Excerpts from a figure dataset
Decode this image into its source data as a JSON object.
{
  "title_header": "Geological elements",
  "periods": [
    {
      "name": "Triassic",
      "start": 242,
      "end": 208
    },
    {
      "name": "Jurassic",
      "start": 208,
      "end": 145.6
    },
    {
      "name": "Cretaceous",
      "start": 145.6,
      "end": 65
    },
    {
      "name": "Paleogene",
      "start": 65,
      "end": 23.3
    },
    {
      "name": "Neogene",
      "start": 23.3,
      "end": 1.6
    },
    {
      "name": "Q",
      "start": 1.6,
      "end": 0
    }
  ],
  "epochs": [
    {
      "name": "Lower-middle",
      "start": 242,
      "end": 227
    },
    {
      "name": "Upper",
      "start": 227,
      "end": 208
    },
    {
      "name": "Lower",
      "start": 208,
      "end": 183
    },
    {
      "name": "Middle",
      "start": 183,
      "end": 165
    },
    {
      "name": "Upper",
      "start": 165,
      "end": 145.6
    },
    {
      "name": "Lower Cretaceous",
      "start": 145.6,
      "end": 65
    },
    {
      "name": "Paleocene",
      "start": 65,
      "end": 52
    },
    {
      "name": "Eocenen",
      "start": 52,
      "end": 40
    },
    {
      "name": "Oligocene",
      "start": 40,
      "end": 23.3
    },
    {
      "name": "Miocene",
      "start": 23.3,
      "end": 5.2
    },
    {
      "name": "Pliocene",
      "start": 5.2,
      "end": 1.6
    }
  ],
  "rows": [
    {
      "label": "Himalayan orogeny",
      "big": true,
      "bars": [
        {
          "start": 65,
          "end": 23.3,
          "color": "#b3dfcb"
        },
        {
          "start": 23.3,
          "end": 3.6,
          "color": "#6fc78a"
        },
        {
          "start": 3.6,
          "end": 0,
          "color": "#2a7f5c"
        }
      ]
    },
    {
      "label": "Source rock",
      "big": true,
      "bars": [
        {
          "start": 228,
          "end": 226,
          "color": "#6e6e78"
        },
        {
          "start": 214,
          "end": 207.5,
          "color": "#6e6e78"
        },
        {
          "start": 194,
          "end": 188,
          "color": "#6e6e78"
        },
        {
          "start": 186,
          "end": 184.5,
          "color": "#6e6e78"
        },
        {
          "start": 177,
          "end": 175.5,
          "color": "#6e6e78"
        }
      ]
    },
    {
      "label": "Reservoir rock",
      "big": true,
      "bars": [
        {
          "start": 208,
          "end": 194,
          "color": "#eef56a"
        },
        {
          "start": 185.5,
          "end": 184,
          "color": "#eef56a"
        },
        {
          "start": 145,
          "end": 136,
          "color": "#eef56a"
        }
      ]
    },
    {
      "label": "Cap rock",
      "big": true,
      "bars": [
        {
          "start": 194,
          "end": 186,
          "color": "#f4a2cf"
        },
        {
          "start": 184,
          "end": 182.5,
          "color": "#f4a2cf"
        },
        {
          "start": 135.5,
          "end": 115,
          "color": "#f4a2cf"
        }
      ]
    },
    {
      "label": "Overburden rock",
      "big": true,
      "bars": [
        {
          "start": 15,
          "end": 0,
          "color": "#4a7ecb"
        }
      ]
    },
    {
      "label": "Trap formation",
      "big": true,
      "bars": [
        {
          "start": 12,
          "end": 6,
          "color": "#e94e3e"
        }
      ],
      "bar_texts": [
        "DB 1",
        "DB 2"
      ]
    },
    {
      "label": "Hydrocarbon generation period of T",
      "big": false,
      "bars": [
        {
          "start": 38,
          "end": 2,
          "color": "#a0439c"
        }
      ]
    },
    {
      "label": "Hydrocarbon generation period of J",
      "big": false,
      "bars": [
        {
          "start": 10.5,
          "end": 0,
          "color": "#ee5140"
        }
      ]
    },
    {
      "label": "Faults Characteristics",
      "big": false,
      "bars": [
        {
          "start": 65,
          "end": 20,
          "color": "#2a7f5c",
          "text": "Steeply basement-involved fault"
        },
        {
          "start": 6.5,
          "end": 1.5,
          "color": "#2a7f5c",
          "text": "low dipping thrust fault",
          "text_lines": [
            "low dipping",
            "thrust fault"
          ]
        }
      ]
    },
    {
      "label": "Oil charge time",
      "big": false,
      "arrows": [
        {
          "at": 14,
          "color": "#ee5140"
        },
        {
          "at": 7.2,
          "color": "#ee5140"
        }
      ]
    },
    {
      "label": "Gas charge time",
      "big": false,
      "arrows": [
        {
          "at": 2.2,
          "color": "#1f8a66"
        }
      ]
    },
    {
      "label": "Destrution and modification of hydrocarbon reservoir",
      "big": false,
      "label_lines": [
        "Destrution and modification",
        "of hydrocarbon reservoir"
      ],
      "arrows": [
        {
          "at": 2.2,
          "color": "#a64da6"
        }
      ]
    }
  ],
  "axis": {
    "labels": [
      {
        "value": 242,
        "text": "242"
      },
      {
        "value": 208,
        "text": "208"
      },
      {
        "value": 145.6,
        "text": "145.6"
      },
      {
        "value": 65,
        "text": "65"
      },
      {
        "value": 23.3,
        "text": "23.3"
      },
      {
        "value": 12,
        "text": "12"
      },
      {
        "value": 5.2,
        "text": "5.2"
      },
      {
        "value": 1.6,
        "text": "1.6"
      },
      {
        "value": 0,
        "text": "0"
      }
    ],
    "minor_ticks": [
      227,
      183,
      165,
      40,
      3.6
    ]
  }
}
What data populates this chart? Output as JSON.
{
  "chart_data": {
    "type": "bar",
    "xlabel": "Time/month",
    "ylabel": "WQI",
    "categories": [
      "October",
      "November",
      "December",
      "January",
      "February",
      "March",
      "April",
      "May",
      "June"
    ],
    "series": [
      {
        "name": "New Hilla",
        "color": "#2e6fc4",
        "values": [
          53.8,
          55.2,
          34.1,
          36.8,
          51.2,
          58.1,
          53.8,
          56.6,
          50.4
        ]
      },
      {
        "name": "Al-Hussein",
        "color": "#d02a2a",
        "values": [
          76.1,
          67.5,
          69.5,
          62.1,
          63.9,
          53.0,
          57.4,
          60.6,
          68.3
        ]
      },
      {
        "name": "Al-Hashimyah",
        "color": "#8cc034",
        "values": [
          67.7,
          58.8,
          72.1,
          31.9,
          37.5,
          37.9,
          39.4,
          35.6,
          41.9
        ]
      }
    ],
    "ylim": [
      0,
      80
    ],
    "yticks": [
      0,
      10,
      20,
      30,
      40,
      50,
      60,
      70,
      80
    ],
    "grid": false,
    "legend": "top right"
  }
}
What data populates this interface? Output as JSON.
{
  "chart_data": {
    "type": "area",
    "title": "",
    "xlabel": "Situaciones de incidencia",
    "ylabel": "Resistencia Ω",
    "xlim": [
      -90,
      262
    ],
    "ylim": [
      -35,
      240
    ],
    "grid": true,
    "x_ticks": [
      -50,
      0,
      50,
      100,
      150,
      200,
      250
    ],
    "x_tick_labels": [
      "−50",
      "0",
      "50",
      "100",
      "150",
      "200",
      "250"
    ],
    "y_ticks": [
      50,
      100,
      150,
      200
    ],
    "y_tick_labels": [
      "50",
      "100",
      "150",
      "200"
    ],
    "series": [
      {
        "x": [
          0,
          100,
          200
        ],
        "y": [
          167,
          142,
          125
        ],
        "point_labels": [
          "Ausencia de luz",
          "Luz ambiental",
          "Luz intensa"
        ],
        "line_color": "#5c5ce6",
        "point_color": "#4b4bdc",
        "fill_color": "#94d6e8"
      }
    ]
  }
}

▶ **What the exercise asks**:
Find all lines with "modification" in them and copy each one.

▶ **The completed task**:
      "label": "Destrution and modification of hydrocarbon reservoir",
        "Destrution and modification",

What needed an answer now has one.